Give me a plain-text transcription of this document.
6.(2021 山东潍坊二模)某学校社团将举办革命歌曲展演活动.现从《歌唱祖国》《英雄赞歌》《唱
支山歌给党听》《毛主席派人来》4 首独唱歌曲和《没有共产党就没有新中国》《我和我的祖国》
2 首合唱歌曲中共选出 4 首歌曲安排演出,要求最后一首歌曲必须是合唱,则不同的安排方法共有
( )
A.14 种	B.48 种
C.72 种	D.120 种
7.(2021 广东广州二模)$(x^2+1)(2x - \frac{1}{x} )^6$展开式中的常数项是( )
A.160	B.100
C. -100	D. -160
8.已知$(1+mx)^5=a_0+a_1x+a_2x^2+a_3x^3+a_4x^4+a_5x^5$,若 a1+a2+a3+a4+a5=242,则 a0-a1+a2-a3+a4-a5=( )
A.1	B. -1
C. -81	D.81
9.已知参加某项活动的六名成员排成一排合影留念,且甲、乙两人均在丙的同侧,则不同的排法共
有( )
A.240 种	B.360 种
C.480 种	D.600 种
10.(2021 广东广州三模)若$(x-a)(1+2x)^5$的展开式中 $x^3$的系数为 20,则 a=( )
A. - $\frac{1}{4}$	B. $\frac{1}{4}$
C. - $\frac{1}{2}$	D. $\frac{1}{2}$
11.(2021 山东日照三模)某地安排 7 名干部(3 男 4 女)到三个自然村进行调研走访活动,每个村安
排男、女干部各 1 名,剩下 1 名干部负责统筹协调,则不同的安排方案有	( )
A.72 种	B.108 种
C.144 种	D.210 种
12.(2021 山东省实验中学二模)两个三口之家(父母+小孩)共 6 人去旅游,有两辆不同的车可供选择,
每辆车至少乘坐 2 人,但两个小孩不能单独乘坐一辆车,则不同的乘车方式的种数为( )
........
Using the exact wording, write out all of the records.

THE RESULT:
Give me a plain-text transcription of this document.
6.(2021 山东潍坊二模)某学校社团将举办革命歌曲展演活动.现从《歌唱祖国》《英雄赞歌》《唱
支山歌给党听》《毛主席派人来》4 首独唱歌曲和《没有共产党就没有新中国》《我和我的祖国》
2 首合唱歌曲中共选出 4 首歌曲安排演出,要求最后一首歌曲必须是合唱,则不同的安排方法共有
( )
A.14 种	B.48 种
C.72 种	D.120 种
7.(2021 广东广州二模)$(x^2+1)(2x - \frac{1}{x} )^6$展开式中的常数项是( )
A.160	B.100
C. -100	D. -160
8.已知$(1+mx)^5=a_0+a_1x+a_2x^2+a_3x^3+a_4x^4+a_5x^5$,若 a1+a2+a3+a4+a5=242,则 a0-a1+a2-a3+a4-a5=( )
A.1	B. -1
C. -81	D.81
9.已知参加某项活动的六名成员排成一排合影留念,且甲、乙两人均在丙的同侧,则不同的排法共
有( )
A.240 种	B.360 种
C.480 种	D.600 种
10.(2021 广东广州三模)若$(x-a)(1+2x)^5$的展开式中 $x^3$的系数为 20,则 a=( )
A. - $\frac{1}{4}$	B. $\frac{1}{4}$
C. - $\frac{1}{2}$	D. $\frac{1}{2}$
11.(2021 山东日照三模)某地安排 7 名干部(3 男 4 女)到三个自然村进行调研走访活动,每个村安
排男、女干部各 1 名,剩下 1 名干部负责统筹协调,则不同的安排方案有	( )
A.72 种	B.108 种
C.144 种	D.210 种
12.(2021 山东省实验中学二模)两个三口之家(父母+小孩)共 6 人去旅游,有两辆不同的车可供选择,
每辆车至少乘坐 2 人,但两个小孩不能单独乘坐一辆车,则不同的乘车方式的种数为( )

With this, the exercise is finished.